GIVEN INSTRUCTION:
Leave out the pictures and return every entry exactly as it appears.

DATA FOR THIS EXERCISE:
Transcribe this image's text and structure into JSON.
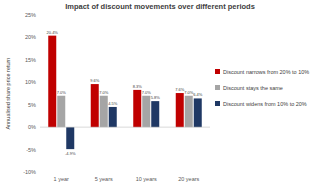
{
  "chart_data": {
    "type": "bar",
    "title": "Impact of discount movements over different periods",
    "y_label": "Annualised share price return",
    "categories": [
      "1 year",
      "5 years",
      "10 years",
      "20 years"
    ],
    "series": [
      {
        "name": "Discount narrows from 20% to 10%",
        "color": "#c00000",
        "values": [
          20.4,
          9.6,
          8.3,
          7.6
        ],
        "value_labels": [
          "20.4%",
          "9.6%",
          "8.3%",
          "7.6%"
        ]
      },
      {
        "name": "Discount stays the same",
        "color": "#a5a5a5",
        "values": [
          7.0,
          7.0,
          7.0,
          7.0
        ],
        "value_labels": [
          "7.0%",
          "7.0%",
          "7.0%",
          "7.0%"
        ]
      },
      {
        "name": "Discount widens from 10% to 20%",
        "color": "#1f3864",
        "values": [
          -4.9,
          4.5,
          5.8,
          6.4
        ],
        "value_labels": [
          "-4.9%",
          "4.5%",
          "5.8%",
          "6.4%"
        ]
      }
    ],
    "ylim": [
      -10,
      25
    ],
    "yticks": [
      {
        "value": -10,
        "label": "-10%"
      },
      {
        "value": -5,
        "label": "-5%"
      },
      {
        "value": 0,
        "label": "0%"
      },
      {
        "value": 5,
        "label": "5%"
      },
      {
        "value": 10,
        "label": "10%"
      },
      {
        "value": 15,
        "label": "15%"
      },
      {
        "value": 20,
        "label": "20%"
      },
      {
        "value": 25,
        "label": "25%"
      }
    ],
    "grid": false,
    "legend": "right",
    "data_labels": true
  }
}
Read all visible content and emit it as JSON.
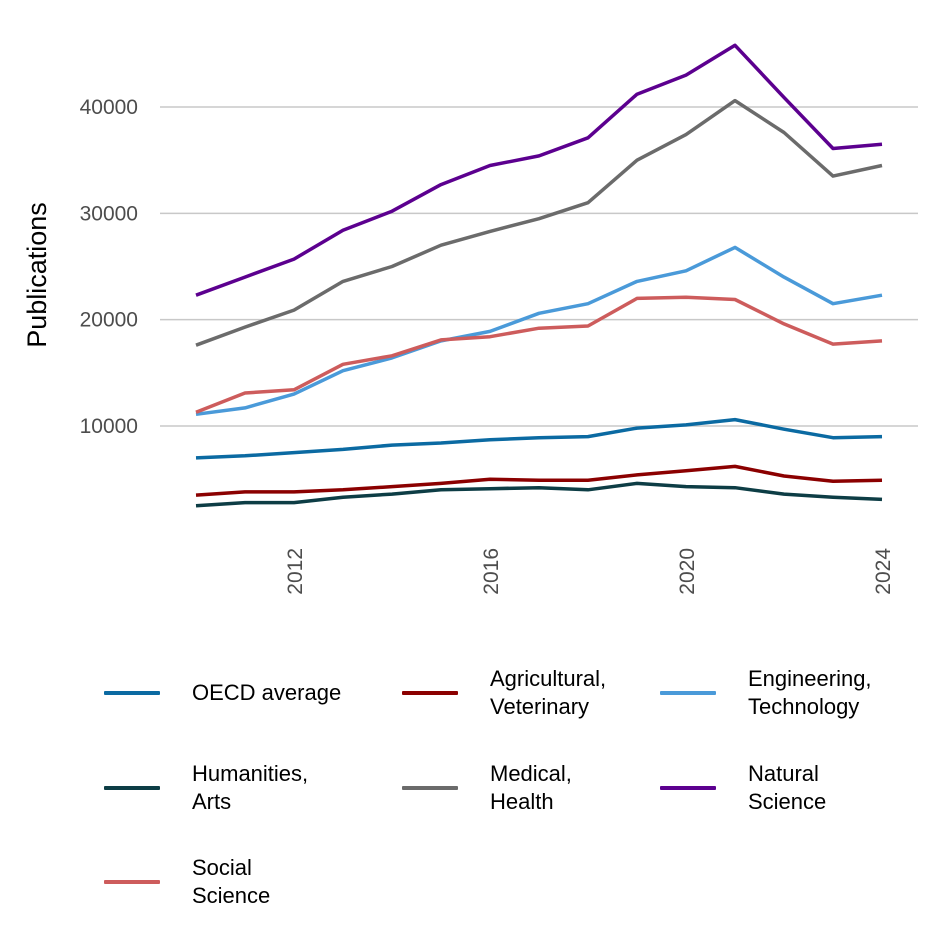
{
  "chart_data": {
    "type": "line",
    "title": "",
    "xlabel": "",
    "ylabel": "Publications",
    "x": [
      2010,
      2011,
      2012,
      2013,
      2014,
      2015,
      2016,
      2017,
      2018,
      2019,
      2020,
      2021,
      2022,
      2023,
      2024
    ],
    "xticks": [
      "2012",
      "2016",
      "2020",
      "2024"
    ],
    "yticks": [
      "10000",
      "20000",
      "30000",
      "40000"
    ],
    "ylim": [
      0,
      47500
    ],
    "xlim": [
      2010,
      2024
    ],
    "grid": "horizontal",
    "legend_position": "bottom",
    "series": [
      {
        "name": "OECD average",
        "color": "#0b6aa2",
        "values": [
          7000,
          7200,
          7500,
          7800,
          8200,
          8400,
          8700,
          8900,
          9000,
          9800,
          10100,
          10600,
          9700,
          8900,
          9000
        ]
      },
      {
        "name": "Agricultural,\nVeterinary",
        "color": "#8b0000",
        "values": [
          3500,
          3800,
          3800,
          4000,
          4300,
          4600,
          5000,
          4900,
          4900,
          5400,
          5800,
          6200,
          5300,
          4800,
          4900
        ]
      },
      {
        "name": "Engineering,\nTechnology",
        "color": "#4a9ad9",
        "values": [
          11100,
          11700,
          13000,
          15200,
          16400,
          18000,
          18900,
          20600,
          21500,
          23600,
          24600,
          26800,
          24000,
          21500,
          22300
        ]
      },
      {
        "name": "Humanities,\nArts",
        "color": "#0d3d45",
        "values": [
          2500,
          2800,
          2800,
          3300,
          3600,
          4000,
          4100,
          4200,
          4000,
          4600,
          4300,
          4200,
          3600,
          3300,
          3100
        ]
      },
      {
        "name": "Medical,\nHealth",
        "color": "#6b6b6b",
        "values": [
          17600,
          19300,
          20900,
          23600,
          25000,
          27000,
          28300,
          29500,
          31000,
          35000,
          37400,
          40600,
          37600,
          33500,
          34500
        ]
      },
      {
        "name": "Natural\nScience",
        "color": "#5c008f",
        "values": [
          22300,
          24000,
          25700,
          28400,
          30200,
          32700,
          34500,
          35400,
          37100,
          41200,
          43000,
          45800,
          40900,
          36100,
          36500
        ]
      },
      {
        "name": "Social\nScience",
        "color": "#cd5c5c",
        "values": [
          11300,
          13100,
          13400,
          15800,
          16600,
          18100,
          18400,
          19200,
          19400,
          22000,
          22100,
          21900,
          19600,
          17700,
          18000
        ]
      }
    ]
  }
}
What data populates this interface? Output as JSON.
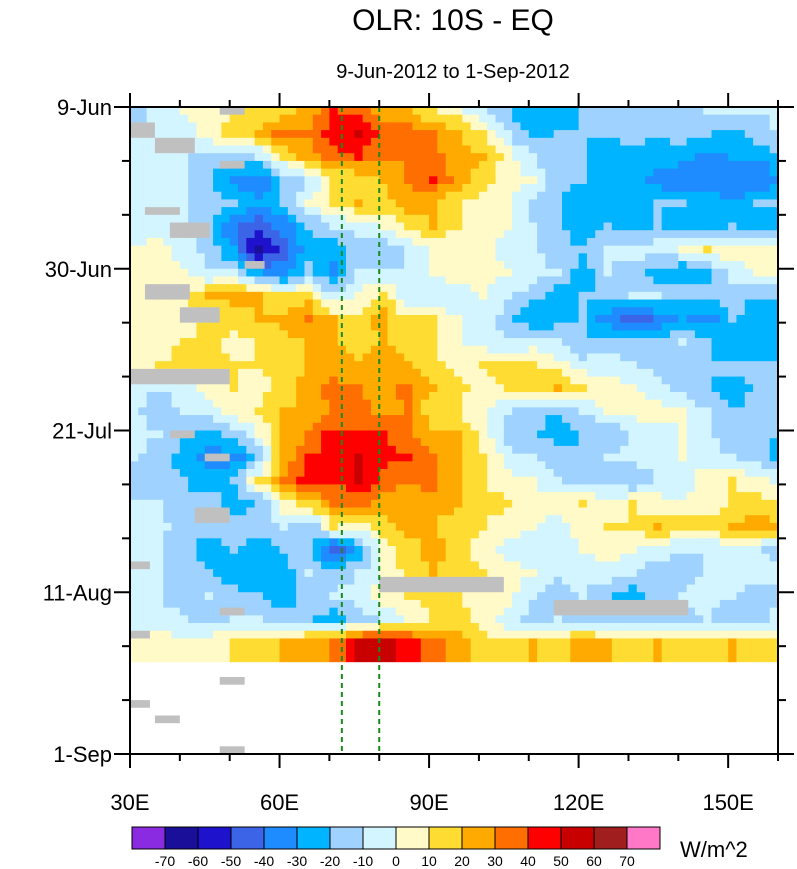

THE REPLY:
Transcribe this image's text and structure into JSON.
{
  "chart_data": {
    "type": "bar",
    "title": "Impact of discount movements over different periods",
    "y_label": "Annualised share price return",
    "categories": [
      "1 year",
      "5 years",
      "10 years",
      "20 years"
    ],
    "series": [
      {
        "name": "Discount narrows from 20% to 10%",
        "color": "#c00000",
        "values": [
          20.4,
          9.6,
          8.3,
          7.6
        ],
        "value_labels": [
          "20.4%",
          "9.6%",
          "8.3%",
          "7.6%"
        ]
      },
      {
        "name": "Discount stays the same",
        "color": "#a5a5a5",
        "values": [
          7.0,
          7.0,
          7.0,
          7.0
        ],
        "value_labels": [
          "7.0%",
          "7.0%",
          "7.0%",
          "7.0%"
        ]
      },
      {
        "name": "Discount widens from 10% to 20%",
        "color": "#1f3864",
        "values": [
          -4.9,
          4.5,
          5.8,
          6.4
        ],
        "value_labels": [
          "-4.9%",
          "4.5%",
          "5.8%",
          "6.4%"
        ]
      }
    ],
    "ylim": [
      -10,
      25
    ],
    "yticks": [
      {
        "value": -10,
        "label": "-10%"
      },
      {
        "value": -5,
        "label": "-5%"
      },
      {
        "value": 0,
        "label": "0%"
      },
      {
        "value": 5,
        "label": "5%"
      },
      {
        "value": 10,
        "label": "10%"
      },
      {
        "value": 15,
        "label": "15%"
      },
      {
        "value": 20,
        "label": "20%"
      },
      {
        "value": 25,
        "label": "25%"
      }
    ],
    "grid": false,
    "legend": "right",
    "data_labels": true
  }
}
Read all visible content and emit it as JSON.
{
  "chart_data": {
    "type": "line",
    "title": "",
    "xlabel": "",
    "ylabel": "Publications",
    "x": [
      2010,
      2011,
      2012,
      2013,
      2014,
      2015,
      2016,
      2017,
      2018,
      2019,
      2020,
      2021,
      2022,
      2023,
      2024
    ],
    "xticks": [
      "2012",
      "2016",
      "2020",
      "2024"
    ],
    "yticks": [
      "10000",
      "20000",
      "30000",
      "40000"
    ],
    "ylim": [
      0,
      47500
    ],
    "xlim": [
      2010,
      2024
    ],
    "grid": "horizontal",
    "legend_position": "bottom",
    "series": [
      {
        "name": "OECD average",
        "color": "#0b6aa2",
        "values": [
          7000,
          7200,
          7500,
          7800,
          8200,
          8400,
          8700,
          8900,
          9000,
          9800,
          10100,
          10600,
          9700,
          8900,
          9000
        ]
      },
      {
        "name": "Agricultural,\nVeterinary",
        "color": "#8b0000",
        "values": [
          3500,
          3800,
          3800,
          4000,
          4300,
          4600,
          5000,
          4900,
          4900,
          5400,
          5800,
          6200,
          5300,
          4800,
          4900
        ]
      },
      {
        "name": "Engineering,\nTechnology",
        "color": "#4a9ad9",
        "values": [
          11100,
          11700,
          13000,
          15200,
          16400,
          18000,
          18900,
          20600,
          21500,
          23600,
          24600,
          26800,
          24000,
          21500,
          22300
        ]
      },
      {
        "name": "Humanities,\nArts",
        "color": "#0d3d45",
        "values": [
          2500,
          2800,
          2800,
          3300,
          3600,
          4000,
          4100,
          4200,
          4000,
          4600,
          4300,
          4200,
          3600,
          3300,
          3100
        ]
      },
      {
        "name": "Medical,\nHealth",
        "color": "#6b6b6b",
        "values": [
          17600,
          19300,
          20900,
          23600,
          25000,
          27000,
          28300,
          29500,
          31000,
          35000,
          37400,
          40600,
          37600,
          33500,
          34500
        ]
      },
      {
        "name": "Natural\nScience",
        "color": "#5c008f",
        "values": [
          22300,
          24000,
          25700,
          28400,
          30200,
          32700,
          34500,
          35400,
          37100,
          41200,
          43000,
          45800,
          40900,
          36100,
          36500
        ]
      },
      {
        "name": "Social\nScience",
        "color": "#cd5c5c",
        "values": [
          11300,
          13100,
          13400,
          15800,
          16600,
          18100,
          18400,
          19200,
          19400,
          22000,
          22100,
          21900,
          19600,
          17700,
          18000
        ]
      }
    ]
  }
}
What data populates this interface? Output as JSON.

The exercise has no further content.